### [STATED TASK]
Copy out each line below exactly as it appears.

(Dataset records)
>>>

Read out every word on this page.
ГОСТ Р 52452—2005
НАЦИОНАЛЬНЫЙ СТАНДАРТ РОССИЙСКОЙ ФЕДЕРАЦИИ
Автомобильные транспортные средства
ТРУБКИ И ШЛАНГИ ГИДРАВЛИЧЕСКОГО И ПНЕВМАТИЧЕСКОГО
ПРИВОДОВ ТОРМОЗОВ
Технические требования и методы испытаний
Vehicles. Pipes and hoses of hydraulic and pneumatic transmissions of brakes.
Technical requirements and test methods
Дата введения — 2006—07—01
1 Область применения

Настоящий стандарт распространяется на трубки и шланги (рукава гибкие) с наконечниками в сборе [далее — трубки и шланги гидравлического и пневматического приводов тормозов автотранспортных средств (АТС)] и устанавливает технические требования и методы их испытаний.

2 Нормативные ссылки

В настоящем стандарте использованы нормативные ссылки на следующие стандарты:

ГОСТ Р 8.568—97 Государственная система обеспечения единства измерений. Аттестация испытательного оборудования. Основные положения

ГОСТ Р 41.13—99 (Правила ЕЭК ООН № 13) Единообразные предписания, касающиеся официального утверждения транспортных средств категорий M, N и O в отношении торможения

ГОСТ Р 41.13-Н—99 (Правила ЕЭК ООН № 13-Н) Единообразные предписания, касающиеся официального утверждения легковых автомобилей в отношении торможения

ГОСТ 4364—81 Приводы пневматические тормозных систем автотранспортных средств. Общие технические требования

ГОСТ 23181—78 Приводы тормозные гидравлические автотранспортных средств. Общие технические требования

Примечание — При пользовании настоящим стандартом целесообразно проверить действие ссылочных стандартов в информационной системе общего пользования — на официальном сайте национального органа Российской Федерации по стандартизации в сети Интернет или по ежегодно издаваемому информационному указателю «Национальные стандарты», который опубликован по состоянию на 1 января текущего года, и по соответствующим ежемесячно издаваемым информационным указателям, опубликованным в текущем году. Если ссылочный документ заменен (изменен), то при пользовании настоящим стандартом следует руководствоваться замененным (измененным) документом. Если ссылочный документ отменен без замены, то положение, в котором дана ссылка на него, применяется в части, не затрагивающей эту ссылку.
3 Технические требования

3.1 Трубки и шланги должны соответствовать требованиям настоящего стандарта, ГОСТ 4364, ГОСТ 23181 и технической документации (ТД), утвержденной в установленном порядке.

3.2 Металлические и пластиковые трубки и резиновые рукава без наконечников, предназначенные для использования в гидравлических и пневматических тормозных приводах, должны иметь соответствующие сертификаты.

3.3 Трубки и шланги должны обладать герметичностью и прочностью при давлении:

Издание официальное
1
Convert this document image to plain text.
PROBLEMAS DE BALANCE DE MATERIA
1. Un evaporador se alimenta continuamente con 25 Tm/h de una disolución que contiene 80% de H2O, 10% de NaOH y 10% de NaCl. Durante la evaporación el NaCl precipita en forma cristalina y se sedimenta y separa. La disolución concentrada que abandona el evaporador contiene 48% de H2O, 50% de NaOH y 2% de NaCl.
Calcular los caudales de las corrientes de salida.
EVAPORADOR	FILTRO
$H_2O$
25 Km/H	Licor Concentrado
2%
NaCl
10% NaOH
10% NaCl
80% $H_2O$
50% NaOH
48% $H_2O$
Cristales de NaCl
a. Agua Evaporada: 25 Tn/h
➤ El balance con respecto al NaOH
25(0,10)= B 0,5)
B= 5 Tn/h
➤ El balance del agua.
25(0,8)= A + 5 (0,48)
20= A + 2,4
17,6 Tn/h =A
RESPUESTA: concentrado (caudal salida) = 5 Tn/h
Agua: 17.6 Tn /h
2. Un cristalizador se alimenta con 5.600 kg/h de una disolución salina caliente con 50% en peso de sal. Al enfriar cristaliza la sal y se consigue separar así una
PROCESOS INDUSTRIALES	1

<<<

### [ANSWER TO THE PROBLEM]
Read out every word on this page.
ГОСТ Р 52452—2005
НАЦИОНАЛЬНЫЙ СТАНДАРТ РОССИЙСКОЙ ФЕДЕРАЦИИ
Автомобильные транспортные средства
ТРУБКИ И ШЛАНГИ ГИДРАВЛИЧЕСКОГО И ПНЕВМАТИЧЕСКОГО
ПРИВОДОВ ТОРМОЗОВ
Технические требования и методы испытаний
Vehicles. Pipes and hoses of hydraulic and pneumatic transmissions of brakes.
Technical requirements and test methods
Дата введения — 2006—07—01
1 Область применения

Настоящий стандарт распространяется на трубки и шланги (рукава гибкие) с наконечниками в сборе [далее — трубки и шланги гидравлического и пневматического приводов тормозов автотранспортных средств (АТС)] и устанавливает технические требования и методы их испытаний.

2 Нормативные ссылки

В настоящем стандарте использованы нормативные ссылки на следующие стандарты:

ГОСТ Р 8.568—97 Государственная система обеспечения единства измерений. Аттестация испытательного оборудования. Основные положения

ГОСТ Р 41.13—99 (Правила ЕЭК ООН № 13) Единообразные предписания, касающиеся официального утверждения транспортных средств категорий M, N и O в отношении торможения

ГОСТ Р 41.13-Н—99 (Правила ЕЭК ООН № 13-Н) Единообразные предписания, касающиеся официального утверждения легковых автомобилей в отношении торможения

ГОСТ 4364—81 Приводы пневматические тормозных систем автотранспортных средств. Общие технические требования

ГОСТ 23181—78 Приводы тормозные гидравлические автотранспортных средств. Общие технические требования

Примечание — При пользовании настоящим стандартом целесообразно проверить действие ссылочных стандартов в информационной системе общего пользования — на официальном сайте национального органа Российской Федерации по стандартизации в сети Интернет или по ежегодно издаваемому информационному указателю «Национальные стандарты», который опубликован по состоянию на 1 января текущего года, и по соответствующим ежемесячно издаваемым информационным указателям, опубликованным в текущем году. Если ссылочный документ заменен (изменен), то при пользовании настоящим стандартом следует руководствоваться замененным (измененным) документом. Если ссылочный документ отменен без замены, то положение, в котором дана ссылка на него, применяется в части, не затрагивающей эту ссылку.
3 Технические требования

3.1 Трубки и шланги должны соответствовать требованиям настоящего стандарта, ГОСТ 4364, ГОСТ 23181 и технической документации (ТД), утвержденной в установленном порядке.

3.2 Металлические и пластиковые трубки и резиновые рукава без наконечников, предназначенные для использования в гидравлических и пневматических тормозных приводах, должны иметь соответствующие сертификаты.

3.3 Трубки и шланги должны обладать герметичностью и прочностью при давлении:

Издание официальное
1
Convert this document image to plain text.
PROBLEMAS DE BALANCE DE MATERIA
1. Un evaporador se alimenta continuamente con 25 Tm/h de una disolución que contiene 80% de H2O, 10% de NaOH y 10% de NaCl. Durante la evaporación el NaCl precipita en forma cristalina y se sedimenta y separa. La disolución concentrada que abandona el evaporador contiene 48% de H2O, 50% de NaOH y 2% de NaCl.
Calcular los caudales de las corrientes de salida.
EVAPORADOR	FILTRO
$H_2O$
25 Km/H	Licor Concentrado
2%
NaCl
10% NaOH
10% NaCl
80% $H_2O$
50% NaOH
48% $H_2O$
Cristales de NaCl
a. Agua Evaporada: 25 Tn/h
➤ El balance con respecto al NaOH
25(0,10)= B 0,5)
B= 5 Tn/h
➤ El balance del agua.
25(0,8)= A + 5 (0,48)
20= A + 2,4
17,6 Tn/h =A
RESPUESTA: concentrado (caudal salida) = 5 Tn/h
Agua: 17.6 Tn /h
2. Un cristalizador se alimenta con 5.600 kg/h de una disolución salina caliente con 50% en peso de sal. Al enfriar cristaliza la sal y se consigue separar así una
PROCESOS INDUSTRIALES	1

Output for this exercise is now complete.